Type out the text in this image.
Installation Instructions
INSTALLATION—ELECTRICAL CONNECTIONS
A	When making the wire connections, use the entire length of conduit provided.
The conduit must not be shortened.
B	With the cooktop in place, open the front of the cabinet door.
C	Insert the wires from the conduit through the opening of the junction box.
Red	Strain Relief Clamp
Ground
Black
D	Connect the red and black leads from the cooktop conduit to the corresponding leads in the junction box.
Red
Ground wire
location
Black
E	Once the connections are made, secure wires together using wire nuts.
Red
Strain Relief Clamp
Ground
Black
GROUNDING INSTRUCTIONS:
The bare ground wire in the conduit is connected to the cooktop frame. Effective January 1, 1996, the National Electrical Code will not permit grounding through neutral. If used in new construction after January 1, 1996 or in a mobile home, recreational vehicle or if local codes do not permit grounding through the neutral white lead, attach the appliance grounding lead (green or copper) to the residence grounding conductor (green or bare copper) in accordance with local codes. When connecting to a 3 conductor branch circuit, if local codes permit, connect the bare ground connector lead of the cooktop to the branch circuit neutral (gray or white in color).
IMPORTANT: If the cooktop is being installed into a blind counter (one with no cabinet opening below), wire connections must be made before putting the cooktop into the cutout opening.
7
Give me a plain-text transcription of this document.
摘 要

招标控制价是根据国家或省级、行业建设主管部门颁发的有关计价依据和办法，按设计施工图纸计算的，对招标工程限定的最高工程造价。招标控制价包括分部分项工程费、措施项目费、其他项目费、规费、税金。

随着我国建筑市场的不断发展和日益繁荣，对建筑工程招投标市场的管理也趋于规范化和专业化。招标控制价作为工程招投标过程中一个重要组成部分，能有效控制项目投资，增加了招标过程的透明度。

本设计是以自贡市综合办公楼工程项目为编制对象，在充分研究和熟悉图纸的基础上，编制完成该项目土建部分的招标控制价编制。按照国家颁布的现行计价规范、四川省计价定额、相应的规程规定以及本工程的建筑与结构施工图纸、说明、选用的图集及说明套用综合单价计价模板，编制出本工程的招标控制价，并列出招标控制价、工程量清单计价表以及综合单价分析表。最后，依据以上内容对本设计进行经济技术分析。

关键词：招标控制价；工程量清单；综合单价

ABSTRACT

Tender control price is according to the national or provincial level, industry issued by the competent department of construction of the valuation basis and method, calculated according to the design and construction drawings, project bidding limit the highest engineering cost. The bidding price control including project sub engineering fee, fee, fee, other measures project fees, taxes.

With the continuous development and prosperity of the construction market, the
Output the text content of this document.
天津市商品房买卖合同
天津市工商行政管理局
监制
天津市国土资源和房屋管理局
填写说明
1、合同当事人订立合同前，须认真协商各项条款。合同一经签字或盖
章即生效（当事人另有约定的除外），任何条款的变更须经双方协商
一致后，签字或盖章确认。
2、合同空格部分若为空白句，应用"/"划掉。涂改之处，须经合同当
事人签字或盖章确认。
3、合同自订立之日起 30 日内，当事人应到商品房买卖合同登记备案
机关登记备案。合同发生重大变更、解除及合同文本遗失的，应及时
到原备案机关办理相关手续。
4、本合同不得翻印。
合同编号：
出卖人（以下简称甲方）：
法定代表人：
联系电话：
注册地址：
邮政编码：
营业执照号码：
.....
__Exercise objective__
From the line that contains "Output the text content of this document." to the last line of the material above, repeat every line exactly, keeping both the first and the last.

__Correct output__
Output the text content of this document.
天津市商品房买卖合同
天津市工商行政管理局
监制
天津市国土资源和房屋管理局
填写说明
1、合同当事人订立合同前，须认真协商各项条款。合同一经签字或盖
章即生效（当事人另有约定的除外），任何条款的变更须经双方协商
一致后，签字或盖章确认。
2、合同空格部分若为空白句，应用"/"划掉。涂改之处，须经合同当
事人签字或盖章确认。
3、合同自订立之日起 30 日内，当事人应到商品房买卖合同登记备案
机关登记备案。合同发生重大变更、解除及合同文本遗失的，应及时
到原备案机关办理相关手续。
4、本合同不得翻印。
合同编号：
出卖人（以下简称甲方）：
法定代表人：
联系电话：
注册地址：
邮政编码：
营业执照号码：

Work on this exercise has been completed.